**WHAT NEEDS TO BE DONE:** Report back each line of the records that contains the string "label".

**MATERIALS PROVIDED:**
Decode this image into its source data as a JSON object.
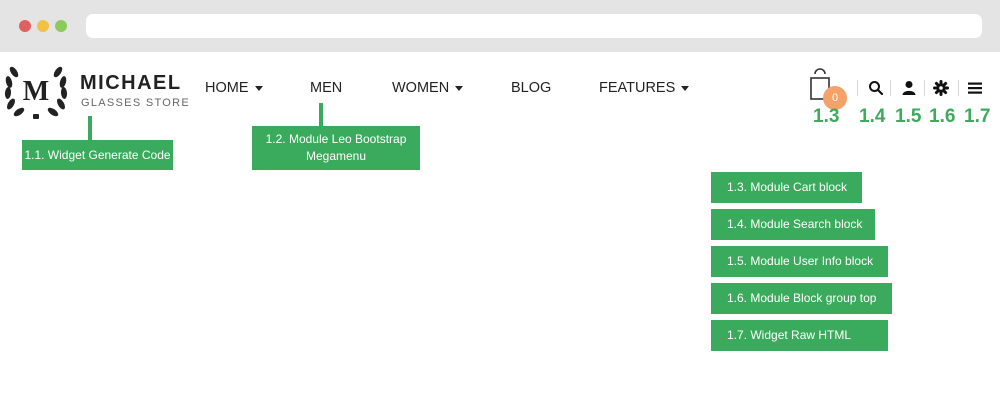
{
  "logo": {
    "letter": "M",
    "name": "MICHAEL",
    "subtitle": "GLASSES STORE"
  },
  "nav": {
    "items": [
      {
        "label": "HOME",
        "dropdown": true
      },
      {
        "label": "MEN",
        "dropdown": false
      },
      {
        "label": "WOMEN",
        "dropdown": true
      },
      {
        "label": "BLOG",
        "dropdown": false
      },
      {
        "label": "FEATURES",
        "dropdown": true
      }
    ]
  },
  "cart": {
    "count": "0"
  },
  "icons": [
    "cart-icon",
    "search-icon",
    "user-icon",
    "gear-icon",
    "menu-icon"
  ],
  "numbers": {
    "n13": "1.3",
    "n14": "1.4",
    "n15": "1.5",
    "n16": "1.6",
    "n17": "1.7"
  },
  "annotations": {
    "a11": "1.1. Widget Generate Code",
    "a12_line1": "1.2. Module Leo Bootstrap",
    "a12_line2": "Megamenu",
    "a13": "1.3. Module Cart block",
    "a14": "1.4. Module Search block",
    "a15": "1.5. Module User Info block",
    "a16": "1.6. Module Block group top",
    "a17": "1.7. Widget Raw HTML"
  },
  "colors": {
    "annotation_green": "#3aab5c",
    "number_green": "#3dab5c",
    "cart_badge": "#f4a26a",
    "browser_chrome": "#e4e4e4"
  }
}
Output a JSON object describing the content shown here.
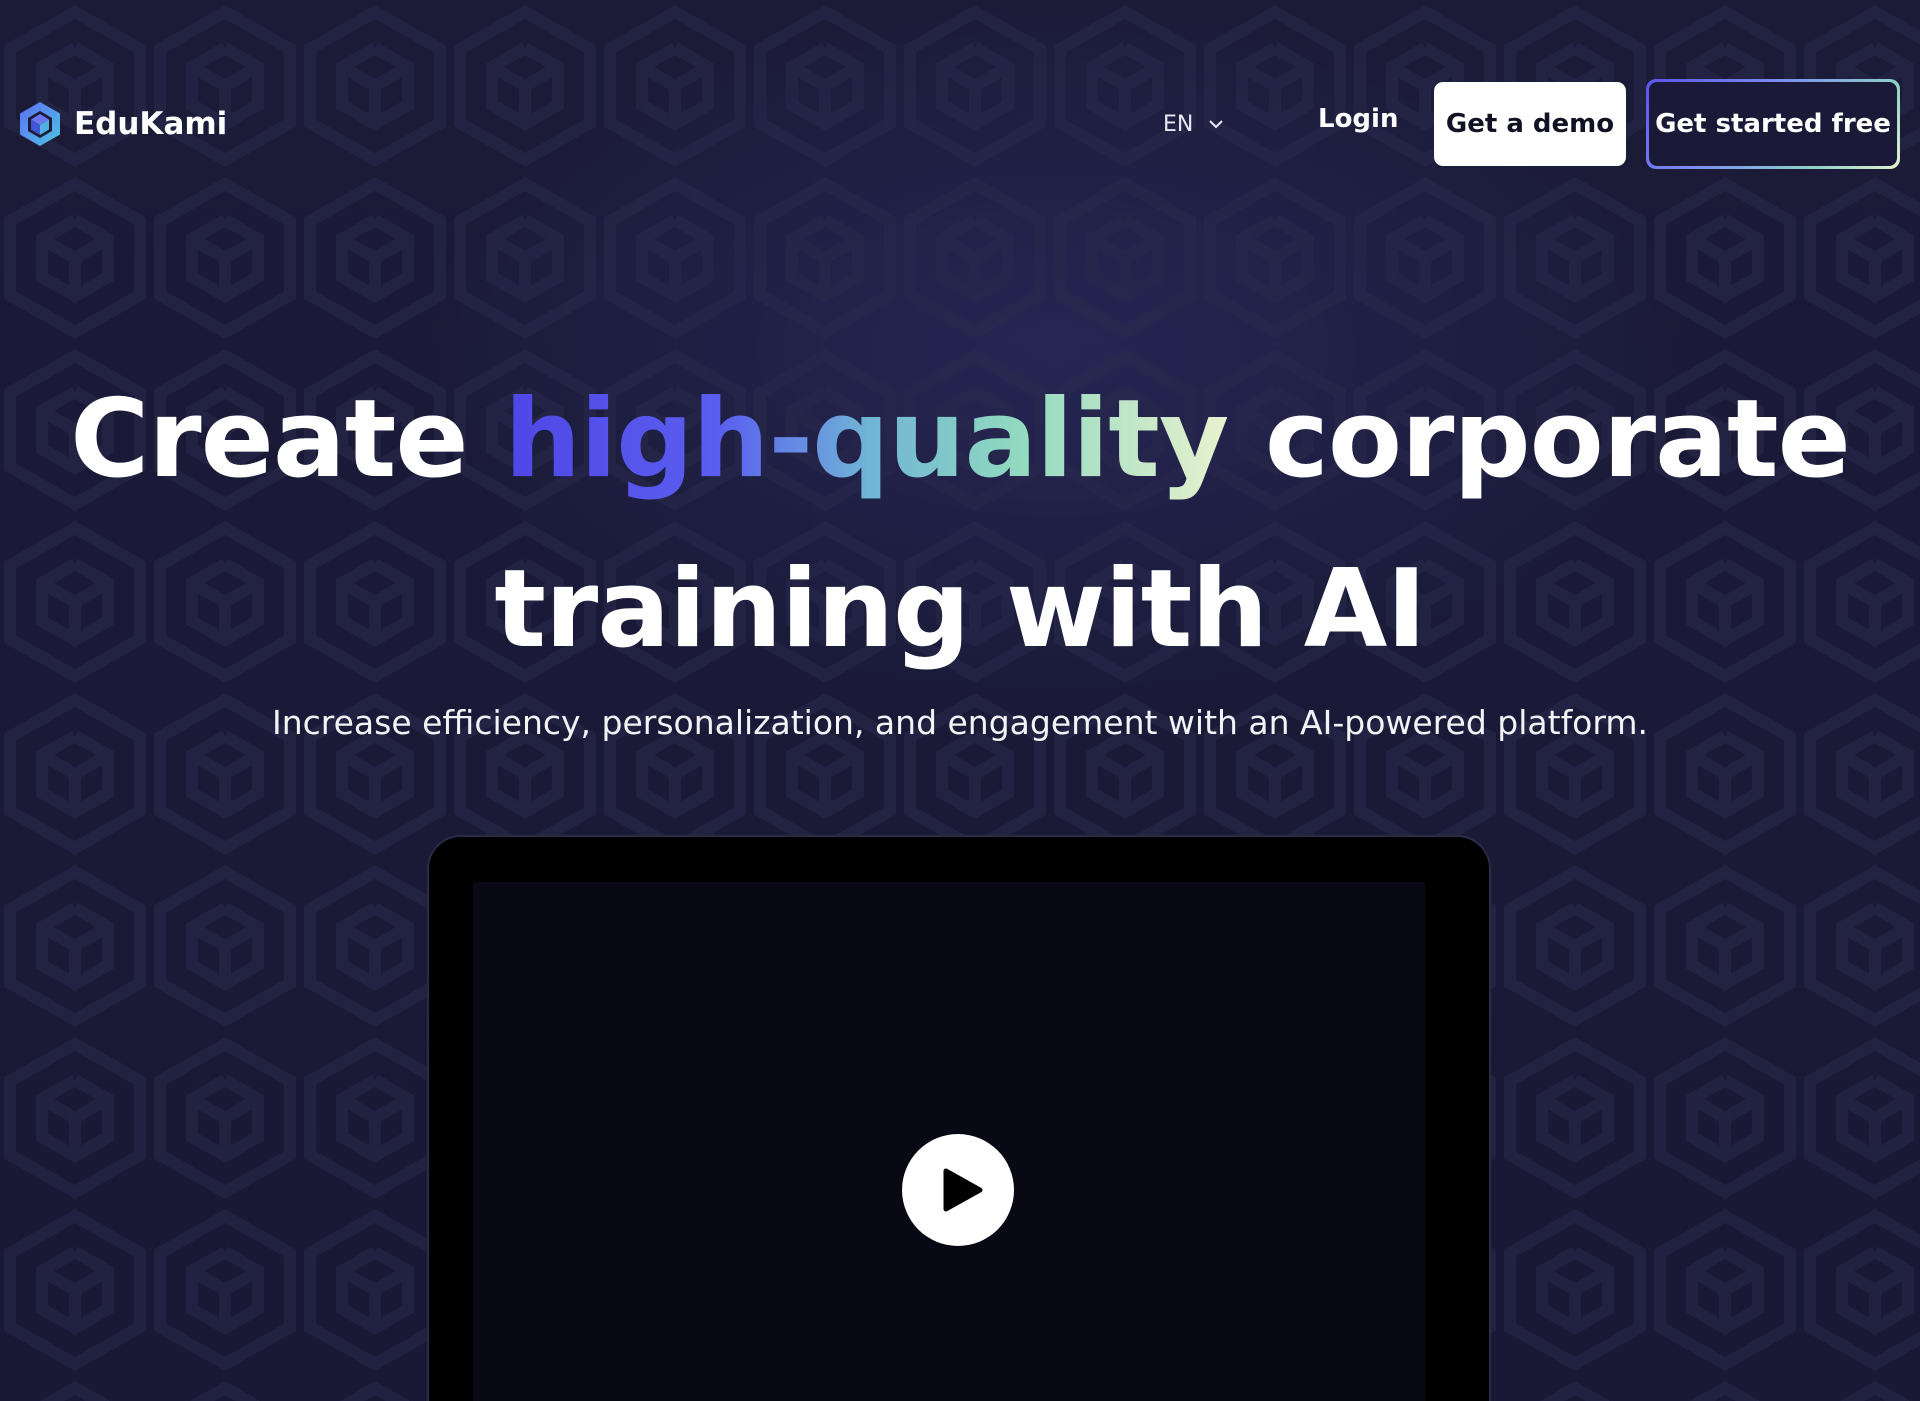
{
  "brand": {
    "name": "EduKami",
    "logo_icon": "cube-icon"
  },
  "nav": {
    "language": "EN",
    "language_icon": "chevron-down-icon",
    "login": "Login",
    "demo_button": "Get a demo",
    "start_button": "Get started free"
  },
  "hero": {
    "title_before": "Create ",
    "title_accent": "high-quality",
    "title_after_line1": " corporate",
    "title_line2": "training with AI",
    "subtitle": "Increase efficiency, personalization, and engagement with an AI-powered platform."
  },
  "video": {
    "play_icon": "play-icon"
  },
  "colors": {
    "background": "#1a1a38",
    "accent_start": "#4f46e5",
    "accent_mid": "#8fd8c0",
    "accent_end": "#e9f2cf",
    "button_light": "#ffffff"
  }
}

**WRITTEN RESPONSE:**
        "label": "HOME",
        "label": "MEN",
        "label": "WOMEN",
        "label": "BLOG",
        "label": "FEATURES",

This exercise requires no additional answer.